» Challenge
All of the entries must be reproduced exactly, with no images carried over.

» Dataset records
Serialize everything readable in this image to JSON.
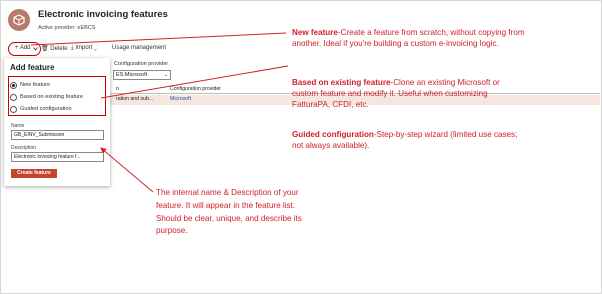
{
  "header": {
    "title": "Electronic invoicing features",
    "provider": "Active provider: eEBCS"
  },
  "toolbar": {
    "add_label": "+ Add",
    "delete_label": "Delete",
    "import_label": "Import",
    "usage_label": "Usage management"
  },
  "add_panel": {
    "title": "Add feature",
    "options": [
      {
        "label": "New feature",
        "selected": true
      },
      {
        "label": "Based on existing feature",
        "selected": false
      },
      {
        "label": "Guided configuration",
        "selected": false
      }
    ],
    "name_label": "Name",
    "name_value": "GB_EINV_Submission",
    "description_label": "Description",
    "description_value": "Electronic invoicing feature f...",
    "create_label": "Create feature"
  },
  "filter": {
    "label": "Configuration provider",
    "value": "ES:Microsoft"
  },
  "grid": {
    "columns": [
      "n",
      "Configuration provider"
    ],
    "rows": [
      {
        "col1": "ration and sub...",
        "col2": "Microsoft"
      }
    ]
  },
  "annotations": {
    "new_feature_title": "New feature",
    "new_feature_text": "-Create a feature from scratch, without copying from another. Ideal if you're building a custom e-invoicing logic.",
    "based_title": "Based on existing feature",
    "based_text": "-Clone an existing Microsoft or custom feature and modify it. Useful when customizing FatturaPA, CFDI, etc.",
    "guided_title": "Guided configuration",
    "guided_text": "-Step-by-step wizard (limited use cases; not always available).",
    "name_desc_note": "The internal name & Description of your feature. It will appear in the feature list. Should be clear, unique, and describe its purpose."
  },
  "colors": {
    "annotation": "#d1202a",
    "highlight_box": "#cf0000",
    "create_button": "#c5452f",
    "selected_row": "#f6e6e0"
  }
}
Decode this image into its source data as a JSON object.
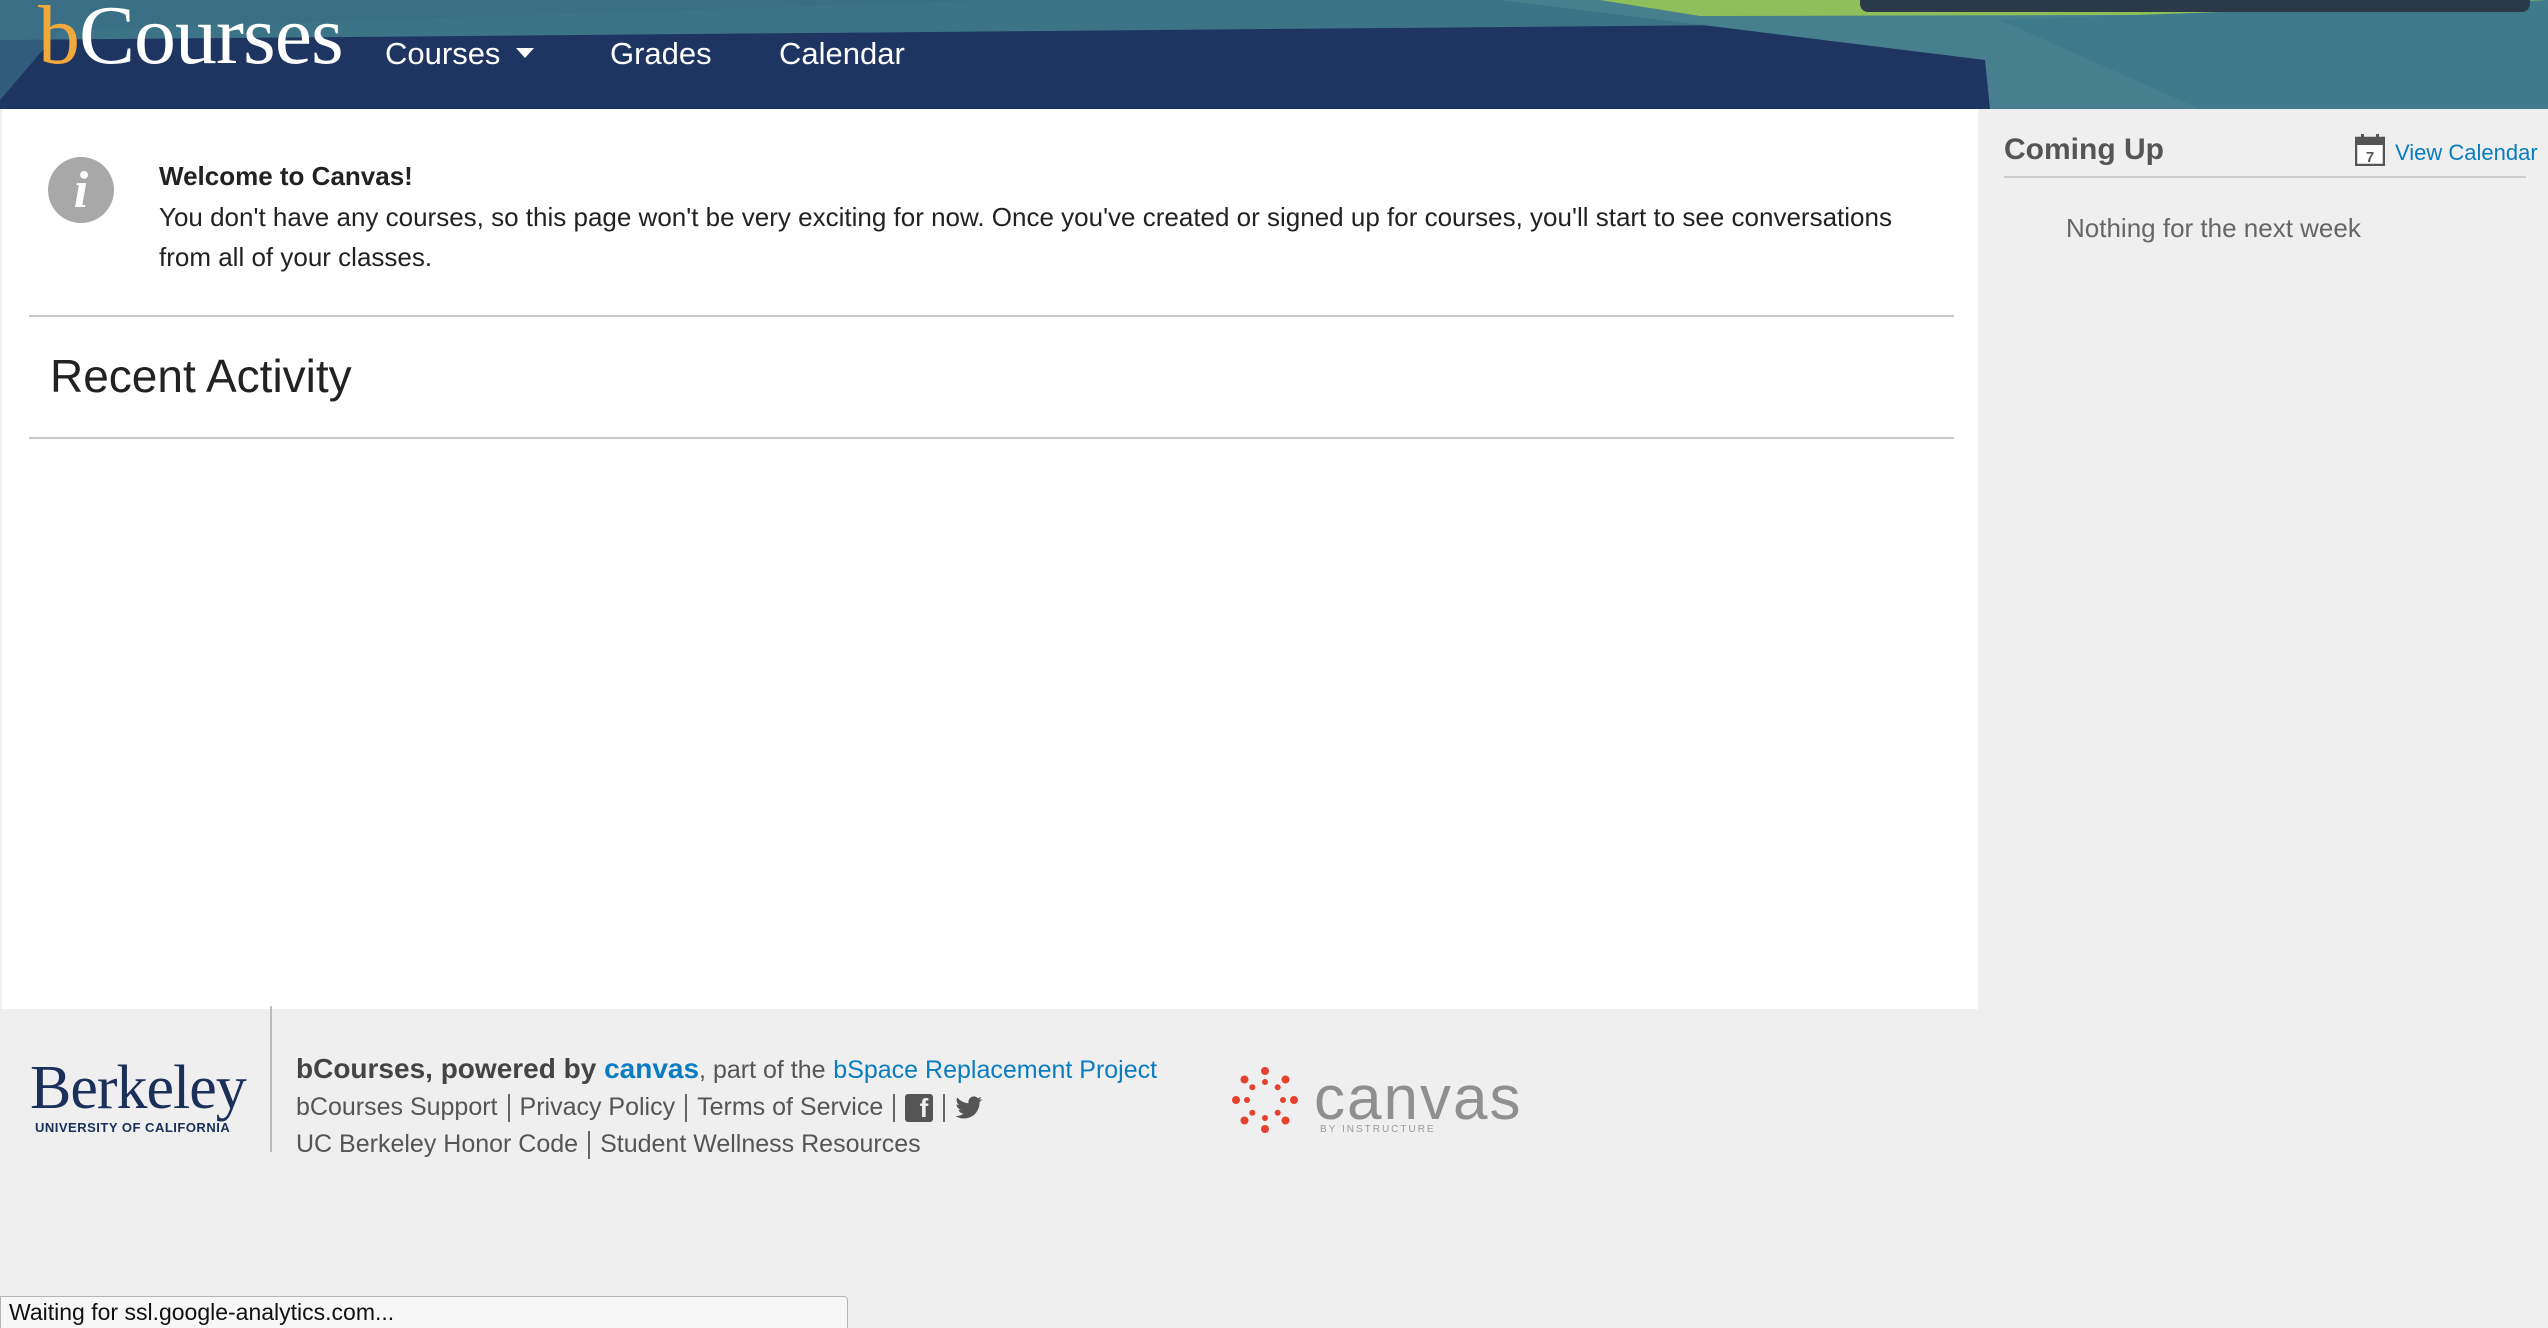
{
  "header": {
    "logo_letter": "b",
    "logo_rest": "Courses",
    "nav": [
      {
        "label": "Courses"
      },
      {
        "label": "Grades"
      },
      {
        "label": "Calendar"
      }
    ],
    "colors": {
      "navy": "#1e3461",
      "teal": "#3f7a8c",
      "green": "#8fbf5a",
      "gold": "#f2a93b"
    }
  },
  "welcome": {
    "title": "Welcome to Canvas!",
    "text": "You don't have any courses, so this page won't be very exciting for now. Once you've created or signed up for courses, you'll start to see conversations from all of your classes.",
    "icon_glyph": "i"
  },
  "recent_activity": {
    "title": "Recent Activity"
  },
  "sidebar": {
    "coming_up": "Coming Up",
    "view_calendar": "View Calendar",
    "calendar_icon_day": "7",
    "empty_text": "Nothing for the next week"
  },
  "footer": {
    "berkeley": "Berkeley",
    "berkeley_sub": "UNIVERSITY OF CALIFORNIA",
    "brand_prefix": "bCourses, powered by",
    "brand_canvas": "canvas",
    "brand_suffix": ", part of the",
    "replacement_link": "bSpace Replacement Project",
    "links_row1": [
      "bCourses Support",
      "Privacy Policy",
      "Terms of Service"
    ],
    "links_row2": [
      "UC Berkeley Honor Code",
      "Student Wellness Resources"
    ],
    "fb_glyph": "f",
    "canvas_logo_text": "canvas",
    "canvas_logo_sub": "BY INSTRUCTURE"
  },
  "status_bar": {
    "text": "Waiting for ssl.google-analytics.com..."
  }
}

» Reply
Serialize everything readable in this image to JSON.
{
  "header": {
    "title": "Electronic invoicing features",
    "provider": "Active provider: eEBCS"
  },
  "toolbar": {
    "add_label": "+ Add",
    "delete_label": "Delete",
    "import_label": "Import",
    "usage_label": "Usage management"
  },
  "add_panel": {
    "title": "Add feature",
    "options": [
      {
        "label": "New feature",
        "selected": true
      },
      {
        "label": "Based on existing feature",
        "selected": false
      },
      {
        "label": "Guided configuration",
        "selected": false
      }
    ],
    "name_label": "Name",
    "name_value": "GB_EINV_Submission",
    "description_label": "Description",
    "description_value": "Electronic invoicing feature f...",
    "create_label": "Create feature"
  },
  "filter": {
    "label": "Configuration provider",
    "value": "ES:Microsoft"
  },
  "grid": {
    "columns": [
      "n",
      "Configuration provider"
    ],
    "rows": [
      {
        "col1": "ration and sub...",
        "col2": "Microsoft"
      }
    ]
  },
  "annotations": {
    "new_feature_title": "New feature",
    "new_feature_text": "-Create a feature from scratch, without copying from another. Ideal if you're building a custom e-invoicing logic.",
    "based_title": "Based on existing feature",
    "based_text": "-Clone an existing Microsoft or custom feature and modify it. Useful when customizing FatturaPA, CFDI, etc.",
    "guided_title": "Guided configuration",
    "guided_text": "-Step-by-step wizard (limited use cases; not always available).",
    "name_desc_note": "The internal name & Description of your feature. It will appear in the feature list. Should be clear, unique, and describe its purpose."
  },
  "colors": {
    "annotation": "#d1202a",
    "highlight_box": "#cf0000",
    "create_button": "#c5452f",
    "selected_row": "#f6e6e0"
  }
}
Decode this image into its source data as a JSON object.
{
  "header": {
    "logo_letter": "b",
    "logo_rest": "Courses",
    "nav": [
      {
        "label": "Courses"
      },
      {
        "label": "Grades"
      },
      {
        "label": "Calendar"
      }
    ],
    "colors": {
      "navy": "#1e3461",
      "teal": "#3f7a8c",
      "green": "#8fbf5a",
      "gold": "#f2a93b"
    }
  },
  "welcome": {
    "title": "Welcome to Canvas!",
    "text": "You don't have any courses, so this page won't be very exciting for now. Once you've created or signed up for courses, you'll start to see conversations from all of your classes.",
    "icon_glyph": "i"
  },
  "recent_activity": {
    "title": "Recent Activity"
  },
  "sidebar": {
    "coming_up": "Coming Up",
    "view_calendar": "View Calendar",
    "calendar_icon_day": "7",
    "empty_text": "Nothing for the next week"
  },
  "footer": {
    "berkeley": "Berkeley",
    "berkeley_sub": "UNIVERSITY OF CALIFORNIA",
    "brand_prefix": "bCourses, powered by",
    "brand_canvas": "canvas",
    "brand_suffix": ", part of the",
    "replacement_link": "bSpace Replacement Project",
    "links_row1": [
      "bCourses Support",
      "Privacy Policy",
      "Terms of Service"
    ],
    "links_row2": [
      "UC Berkeley Honor Code",
      "Student Wellness Resources"
    ],
    "fb_glyph": "f",
    "canvas_logo_text": "canvas",
    "canvas_logo_sub": "BY INSTRUCTURE"
  },
  "status_bar": {
    "text": "Waiting for ssl.google-analytics.com..."
  }
}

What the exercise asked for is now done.